EXERCISE TASK -> Reproduce the lines of the data below verbatim, beginning with the line that contains "layer-target-icon[interactable] bbox=[882, 415, 888, 422]" and ending with the line that contains "lasso-icon[interactable] bbox=[5, 90, 21, 100]", both included.

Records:
------

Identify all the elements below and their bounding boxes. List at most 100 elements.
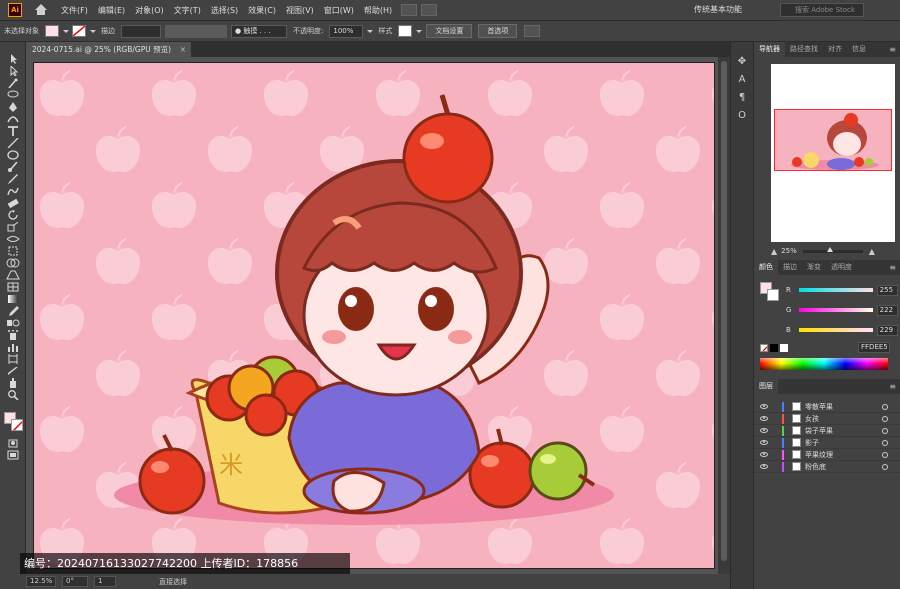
layer-target-icon[interactable] bbox=[882, 415, 888, 422]
artboard-icon[interactable] bbox=[5, 354, 21, 364]
tab-navigator[interactable]: 导航器 bbox=[754, 42, 785, 57]
white-color-box[interactable] bbox=[780, 344, 788, 352]
fill-swatch[interactable] bbox=[45, 25, 59, 37]
home-icon[interactable] bbox=[34, 4, 48, 16]
menu-object[interactable]: 对象(O) bbox=[130, 5, 169, 16]
canvas-area[interactable]: 米 bbox=[26, 57, 730, 574]
lasso-icon[interactable] bbox=[5, 90, 21, 100]
layers-menu-icon[interactable]: ≡ bbox=[889, 382, 896, 391]
layer-target-icon[interactable] bbox=[882, 427, 888, 434]
shaper-icon[interactable] bbox=[5, 186, 21, 196]
menu-file[interactable]: 文件(F) bbox=[56, 5, 93, 16]
menu-edit[interactable]: 编辑(E) bbox=[93, 5, 130, 16]
stroke-color-box[interactable] bbox=[10, 419, 23, 431]
rotate-icon[interactable] bbox=[5, 210, 21, 220]
layer-row[interactable]: 零散苹果 bbox=[754, 401, 900, 413]
layer-target-icon[interactable] bbox=[882, 463, 888, 470]
menu-effect[interactable]: 效果(C) bbox=[243, 5, 281, 16]
navigator-zoom-slider[interactable] bbox=[802, 246, 863, 253]
red-value[interactable]: 255 bbox=[876, 284, 898, 296]
blue-slider[interactable] bbox=[799, 328, 873, 332]
zoom-icon[interactable] bbox=[5, 390, 21, 400]
layer-row[interactable]: 女孩 bbox=[754, 413, 900, 425]
layer-target-icon[interactable] bbox=[882, 403, 888, 410]
visibility-eye-icon[interactable] bbox=[760, 416, 768, 421]
gradient-icon[interactable] bbox=[5, 294, 21, 304]
vertical-scrollbar[interactable] bbox=[718, 57, 730, 574]
mesh-icon[interactable] bbox=[5, 282, 21, 292]
tab-layers[interactable]: 图层 bbox=[754, 379, 778, 394]
menu-select[interactable]: 选择(S) bbox=[206, 5, 243, 16]
zoom-out-icon[interactable]: ▲ bbox=[771, 247, 777, 256]
magic-wand-icon[interactable] bbox=[5, 78, 21, 88]
menu-help[interactable]: 帮助(H) bbox=[359, 5, 397, 16]
layer-row[interactable]: 苹果纹理 bbox=[754, 449, 900, 461]
perspective-icon[interactable] bbox=[5, 270, 21, 280]
style-dropdown-icon[interactable] bbox=[414, 25, 423, 37]
menu-type[interactable]: 文字(T) bbox=[169, 5, 206, 16]
paragraph-panel-icon[interactable]: ¶ bbox=[735, 92, 749, 104]
layer-row[interactable]: 袋子苹果 bbox=[754, 425, 900, 437]
graph-icon[interactable] bbox=[5, 342, 21, 352]
scale-icon[interactable] bbox=[5, 222, 21, 232]
none-color-box[interactable] bbox=[760, 344, 768, 352]
stroke-weight-field[interactable] bbox=[121, 24, 161, 38]
tab-gradient[interactable]: 渐变 bbox=[802, 260, 826, 275]
fill-dropdown-icon[interactable] bbox=[61, 25, 70, 37]
layer-target-icon[interactable] bbox=[882, 451, 888, 458]
green-value[interactable]: 222 bbox=[876, 304, 898, 316]
document-setup-button[interactable]: 文档设置 bbox=[426, 24, 473, 38]
brush-definition-field[interactable]: ● 触摸 . . . bbox=[231, 24, 287, 38]
tab-transparency[interactable]: 透明度 bbox=[826, 260, 857, 275]
menu-window[interactable]: 窗口(W) bbox=[319, 5, 359, 16]
zoom-level-field[interactable]: 12.5% bbox=[26, 576, 56, 587]
line-icon[interactable] bbox=[5, 138, 21, 148]
navigator-zoom-value[interactable]: 25% bbox=[781, 247, 797, 255]
slice-icon[interactable] bbox=[5, 366, 21, 376]
preferences-button[interactable]: 首选项 bbox=[478, 24, 518, 38]
stock-search-input[interactable]: 搜索 Adobe Stock bbox=[780, 3, 864, 17]
draw-mode-icon[interactable] bbox=[5, 438, 21, 448]
direct-selection-tool-icon[interactable] bbox=[5, 66, 21, 76]
tab-info[interactable]: 信息 bbox=[847, 42, 871, 57]
layer-row[interactable]: 影子 bbox=[754, 437, 900, 449]
width-icon[interactable] bbox=[5, 234, 21, 244]
arrange-documents-icon[interactable] bbox=[401, 4, 418, 16]
paintbrush-icon[interactable] bbox=[5, 162, 21, 172]
blend-icon[interactable] bbox=[5, 318, 21, 328]
workspace-switcher[interactable]: 传统基本功能 bbox=[694, 4, 742, 15]
rotate-view-field[interactable]: 0° bbox=[62, 576, 88, 587]
artboard[interactable]: 米 bbox=[34, 63, 714, 568]
arrange-icon[interactable] bbox=[524, 25, 541, 37]
black-color-box[interactable] bbox=[770, 344, 778, 352]
red-slider[interactable] bbox=[799, 288, 873, 292]
gpu-performance-icon[interactable] bbox=[421, 4, 438, 16]
hex-color-field[interactable]: FFDEE5 bbox=[858, 342, 890, 353]
panel-menu-icon[interactable]: ≡ bbox=[889, 45, 896, 54]
symbol-sprayer-icon[interactable] bbox=[5, 330, 21, 340]
opacity-dropdown-icon[interactable] bbox=[365, 25, 374, 37]
visibility-eye-icon[interactable] bbox=[760, 452, 768, 457]
pencil-icon[interactable] bbox=[5, 174, 21, 184]
menu-view[interactable]: 视图(V) bbox=[281, 5, 319, 16]
green-slider[interactable] bbox=[799, 308, 873, 312]
close-tab-icon[interactable]: × bbox=[180, 42, 186, 57]
character-panel-icon[interactable]: A bbox=[735, 74, 749, 86]
tab-color[interactable]: 颜色 bbox=[754, 260, 778, 275]
tab-stroke[interactable]: 描边 bbox=[778, 260, 802, 275]
visibility-eye-icon[interactable] bbox=[760, 464, 768, 469]
stroke-swatch[interactable] bbox=[72, 25, 86, 37]
opacity-field[interactable]: 100% bbox=[329, 24, 364, 38]
eyedropper-icon[interactable] bbox=[5, 306, 21, 316]
navigator-view-box[interactable] bbox=[774, 109, 892, 171]
fill-stroke-widget[interactable] bbox=[2, 410, 24, 432]
curvature-icon[interactable] bbox=[5, 114, 21, 124]
stroke-dropdown-icon[interactable] bbox=[88, 25, 97, 37]
graphic-style-swatch[interactable] bbox=[398, 25, 413, 37]
opentype-panel-icon[interactable]: O bbox=[735, 110, 749, 122]
layer-row[interactable]: 粉色底 bbox=[754, 461, 900, 473]
visibility-eye-icon[interactable] bbox=[760, 404, 768, 409]
selection-tool-icon[interactable] bbox=[5, 54, 21, 64]
color-panel-icon[interactable]: ✥ bbox=[735, 56, 749, 68]
document-tab[interactable]: 2024-0715.ai @ 25% (RGB/GPU 预览) × bbox=[26, 42, 192, 57]
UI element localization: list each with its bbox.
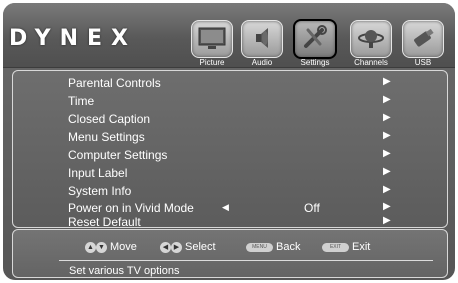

------

RIGHT ANSWER ->
layer-target-icon[interactable] bbox=[882, 415, 888, 422]
artboard-icon[interactable] bbox=[5, 354, 21, 364]
tab-navigator[interactable]: 导航器 bbox=[754, 42, 785, 57]
white-color-box[interactable] bbox=[780, 344, 788, 352]
fill-swatch[interactable] bbox=[45, 25, 59, 37]
home-icon[interactable] bbox=[34, 4, 48, 16]
menu-object[interactable]: 对象(O) bbox=[130, 5, 169, 16]
canvas-area[interactable]: 米 bbox=[26, 57, 730, 574]
lasso-icon[interactable] bbox=[5, 90, 21, 100]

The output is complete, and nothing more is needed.